[Start of section]
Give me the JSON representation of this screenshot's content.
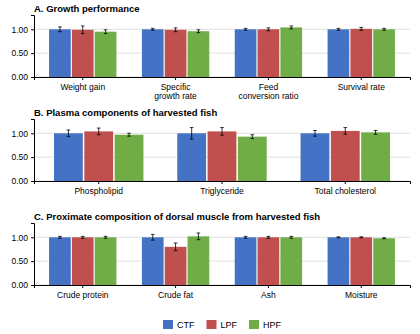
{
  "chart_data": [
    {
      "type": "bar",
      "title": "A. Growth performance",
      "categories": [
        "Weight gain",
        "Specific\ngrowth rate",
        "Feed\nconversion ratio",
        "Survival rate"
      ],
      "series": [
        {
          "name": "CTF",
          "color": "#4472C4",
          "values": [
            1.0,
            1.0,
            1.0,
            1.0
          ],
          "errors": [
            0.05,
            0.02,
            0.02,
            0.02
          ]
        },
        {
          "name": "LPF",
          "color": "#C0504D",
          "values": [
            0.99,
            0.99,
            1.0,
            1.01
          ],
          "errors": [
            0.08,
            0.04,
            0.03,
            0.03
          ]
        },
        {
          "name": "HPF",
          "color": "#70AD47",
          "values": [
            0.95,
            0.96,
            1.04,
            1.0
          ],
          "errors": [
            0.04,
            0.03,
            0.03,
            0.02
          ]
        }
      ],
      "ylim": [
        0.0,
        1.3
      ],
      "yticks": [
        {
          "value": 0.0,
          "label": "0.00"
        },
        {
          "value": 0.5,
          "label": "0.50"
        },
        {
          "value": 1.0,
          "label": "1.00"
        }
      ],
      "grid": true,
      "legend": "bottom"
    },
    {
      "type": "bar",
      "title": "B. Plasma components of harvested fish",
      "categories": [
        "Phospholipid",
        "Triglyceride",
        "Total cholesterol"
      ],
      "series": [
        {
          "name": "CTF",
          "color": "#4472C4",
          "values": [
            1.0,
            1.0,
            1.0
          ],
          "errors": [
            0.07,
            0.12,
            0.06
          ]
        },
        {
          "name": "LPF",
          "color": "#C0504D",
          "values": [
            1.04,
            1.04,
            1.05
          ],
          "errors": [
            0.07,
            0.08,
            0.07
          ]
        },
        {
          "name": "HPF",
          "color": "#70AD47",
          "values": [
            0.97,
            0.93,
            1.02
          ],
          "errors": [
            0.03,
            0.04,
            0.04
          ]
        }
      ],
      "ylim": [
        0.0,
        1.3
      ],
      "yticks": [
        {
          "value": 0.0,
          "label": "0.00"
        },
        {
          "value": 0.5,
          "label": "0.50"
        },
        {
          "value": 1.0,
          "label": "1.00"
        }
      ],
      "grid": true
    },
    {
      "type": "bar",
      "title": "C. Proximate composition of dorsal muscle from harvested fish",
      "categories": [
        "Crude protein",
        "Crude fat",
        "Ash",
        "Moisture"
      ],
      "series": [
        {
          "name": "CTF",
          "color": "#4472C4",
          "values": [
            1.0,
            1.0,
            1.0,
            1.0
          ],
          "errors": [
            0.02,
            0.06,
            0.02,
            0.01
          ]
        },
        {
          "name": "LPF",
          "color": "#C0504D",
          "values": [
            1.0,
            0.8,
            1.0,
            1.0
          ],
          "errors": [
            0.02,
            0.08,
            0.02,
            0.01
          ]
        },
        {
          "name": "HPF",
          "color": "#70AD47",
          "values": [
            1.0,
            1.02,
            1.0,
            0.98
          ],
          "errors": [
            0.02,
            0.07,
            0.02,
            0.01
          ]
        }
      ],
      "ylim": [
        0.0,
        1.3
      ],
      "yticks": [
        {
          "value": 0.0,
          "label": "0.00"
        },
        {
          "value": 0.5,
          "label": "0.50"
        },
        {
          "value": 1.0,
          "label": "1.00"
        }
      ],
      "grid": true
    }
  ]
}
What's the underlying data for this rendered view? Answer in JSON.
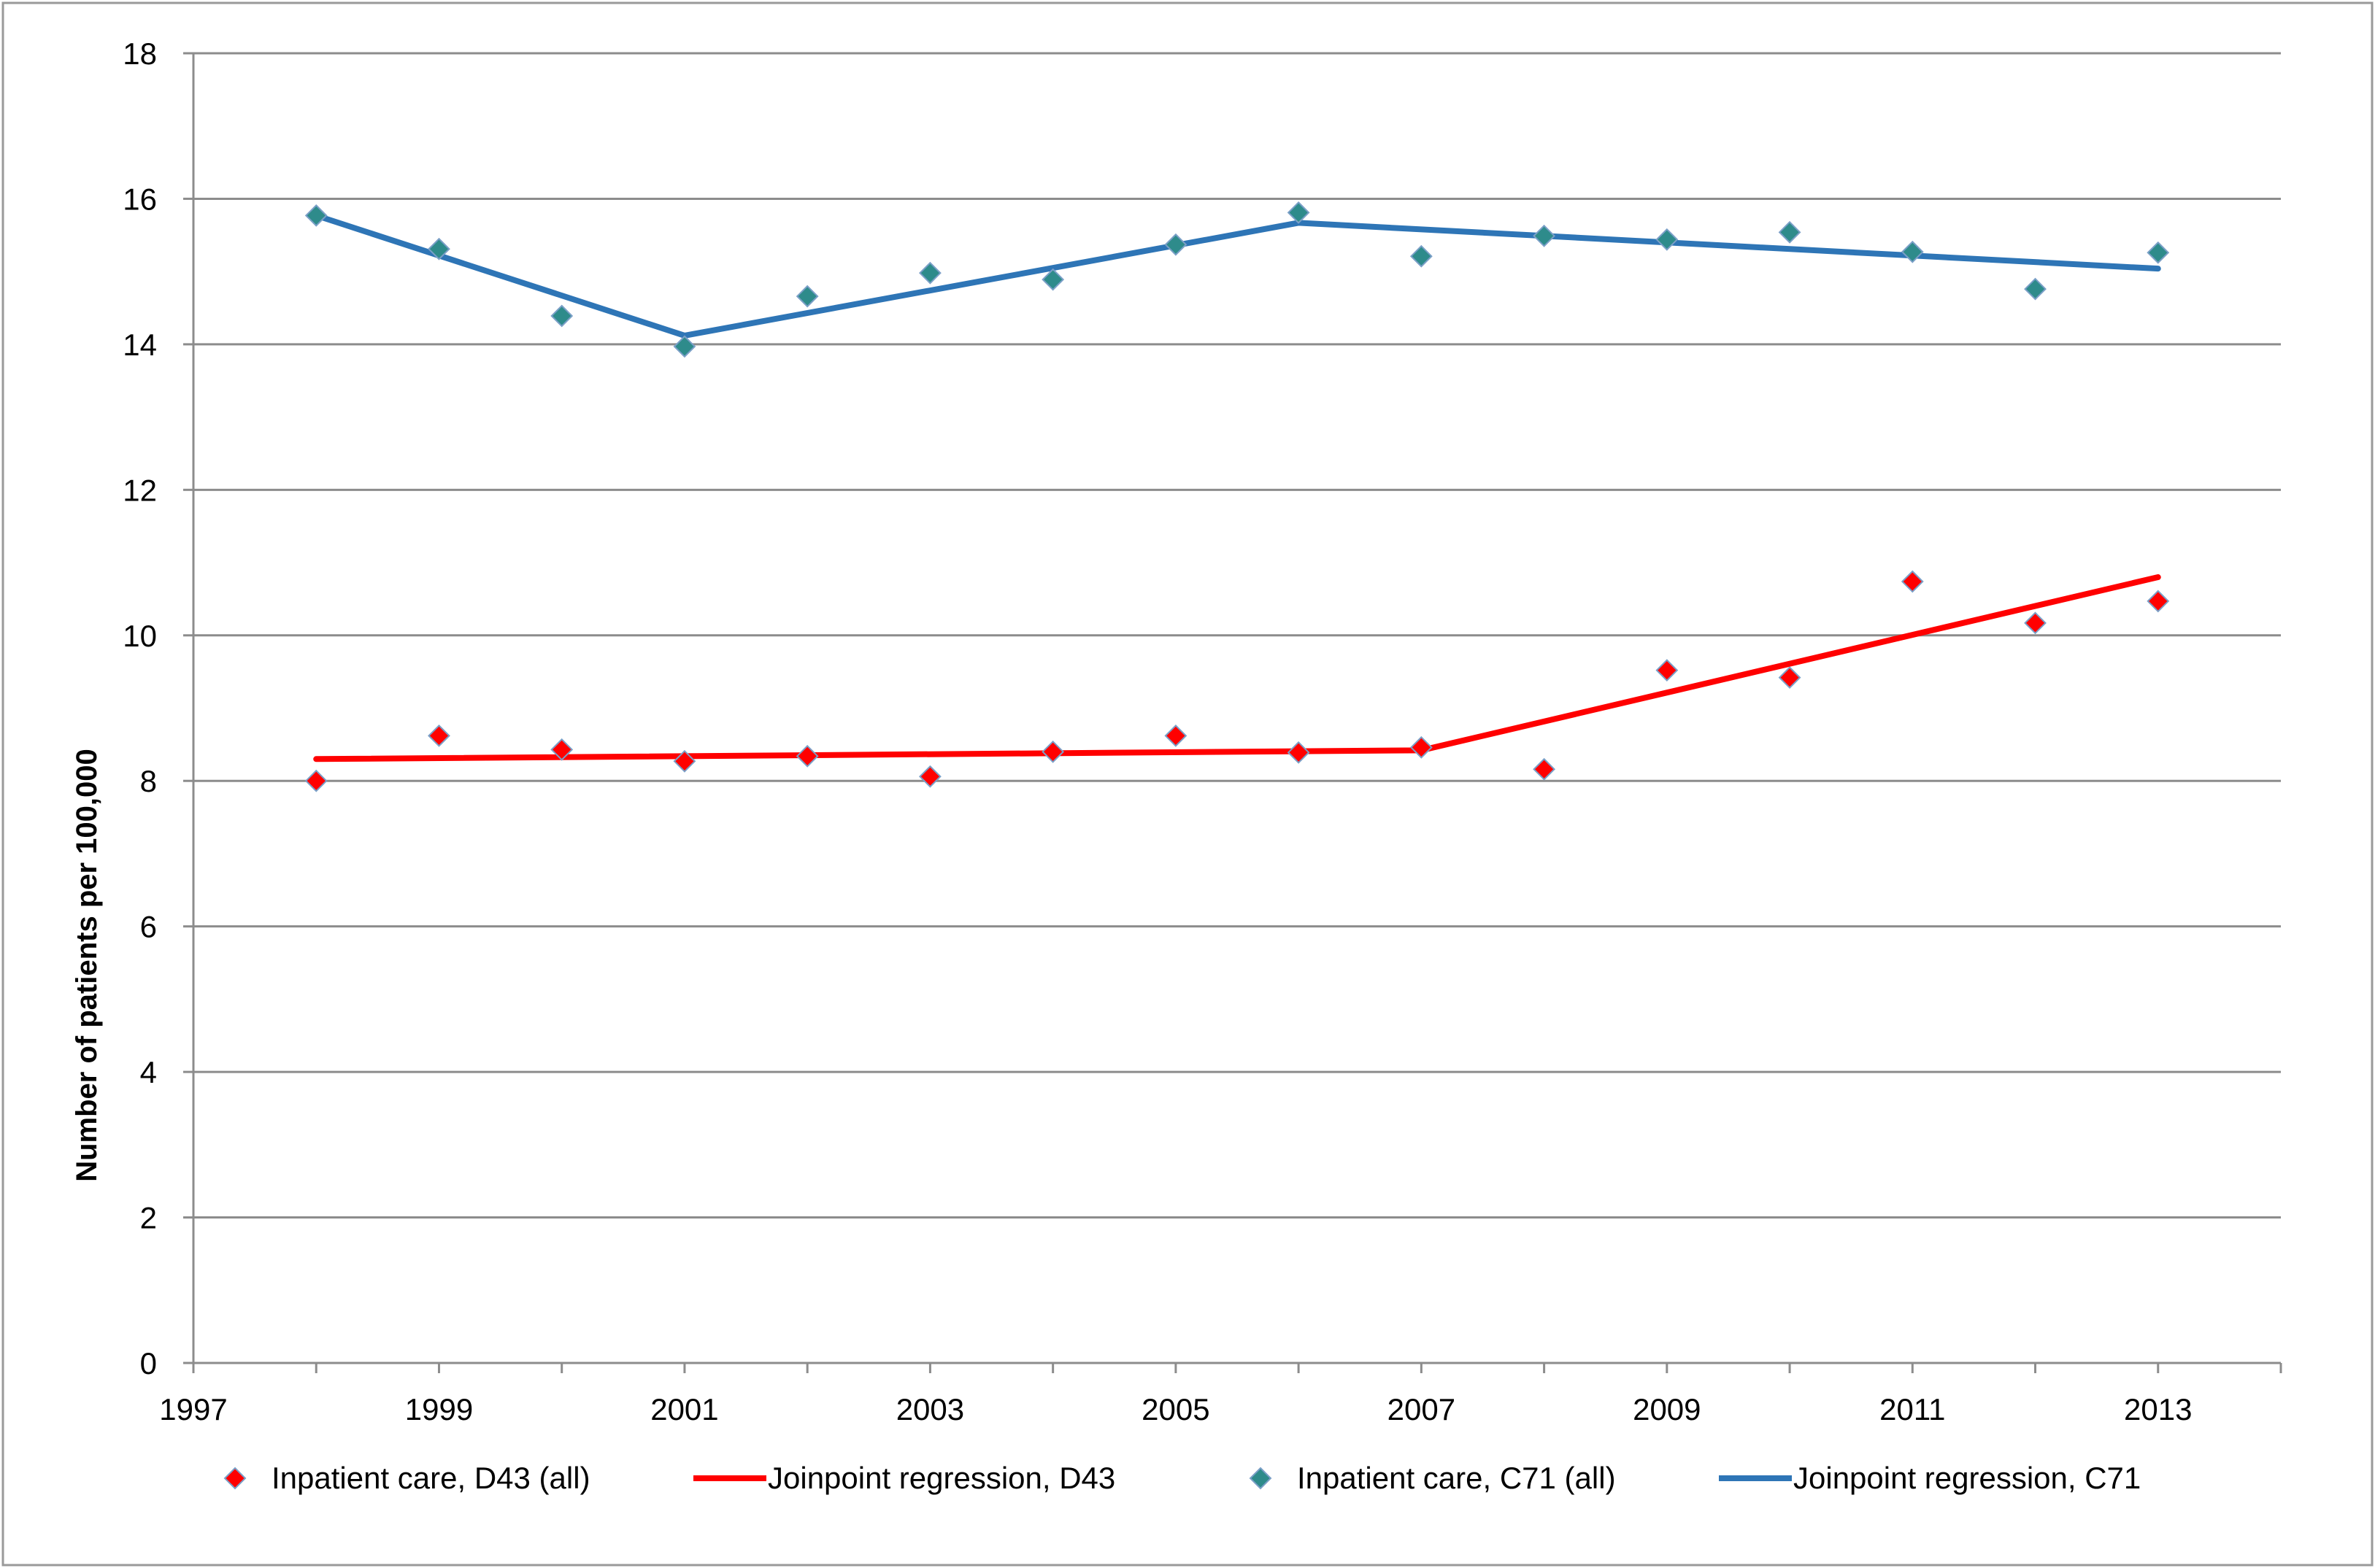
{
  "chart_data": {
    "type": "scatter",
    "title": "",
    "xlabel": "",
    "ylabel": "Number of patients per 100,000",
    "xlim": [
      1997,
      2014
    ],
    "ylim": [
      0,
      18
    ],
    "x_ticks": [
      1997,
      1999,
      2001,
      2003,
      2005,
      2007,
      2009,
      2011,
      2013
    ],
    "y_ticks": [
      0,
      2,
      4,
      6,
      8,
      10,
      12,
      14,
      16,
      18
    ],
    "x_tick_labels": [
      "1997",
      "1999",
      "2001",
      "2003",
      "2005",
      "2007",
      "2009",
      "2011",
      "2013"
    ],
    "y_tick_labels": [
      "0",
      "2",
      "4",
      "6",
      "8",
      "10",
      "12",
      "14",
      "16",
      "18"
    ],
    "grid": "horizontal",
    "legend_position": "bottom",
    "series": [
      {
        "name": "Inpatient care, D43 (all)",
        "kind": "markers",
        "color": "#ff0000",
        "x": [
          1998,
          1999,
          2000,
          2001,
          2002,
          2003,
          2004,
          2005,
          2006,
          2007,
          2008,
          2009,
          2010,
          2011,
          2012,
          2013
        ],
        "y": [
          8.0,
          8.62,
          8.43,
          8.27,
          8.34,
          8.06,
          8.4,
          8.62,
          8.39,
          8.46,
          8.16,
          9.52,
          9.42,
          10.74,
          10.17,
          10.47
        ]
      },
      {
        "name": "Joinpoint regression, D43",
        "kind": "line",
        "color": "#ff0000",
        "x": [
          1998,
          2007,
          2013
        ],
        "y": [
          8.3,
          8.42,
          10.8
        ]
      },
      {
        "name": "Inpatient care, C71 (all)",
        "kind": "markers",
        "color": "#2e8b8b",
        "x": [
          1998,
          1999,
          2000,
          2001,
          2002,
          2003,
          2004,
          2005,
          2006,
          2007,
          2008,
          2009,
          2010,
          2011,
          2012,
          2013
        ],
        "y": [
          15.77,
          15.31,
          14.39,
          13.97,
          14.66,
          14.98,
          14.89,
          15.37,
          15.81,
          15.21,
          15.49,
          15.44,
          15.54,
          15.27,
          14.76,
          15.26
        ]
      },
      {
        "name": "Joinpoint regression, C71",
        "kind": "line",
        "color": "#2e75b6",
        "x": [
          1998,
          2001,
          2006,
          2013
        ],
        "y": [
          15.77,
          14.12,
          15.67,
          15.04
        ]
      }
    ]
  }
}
[End of section]
Exercise » All lines of the records above that carry the word "title" should be listed.

Output below »
      "title": "A. Growth performance",
      "title": "B. Plasma components of harvested fish",
      "title": "C. Proximate composition of dorsal muscle from harvested fish",
    "title": "",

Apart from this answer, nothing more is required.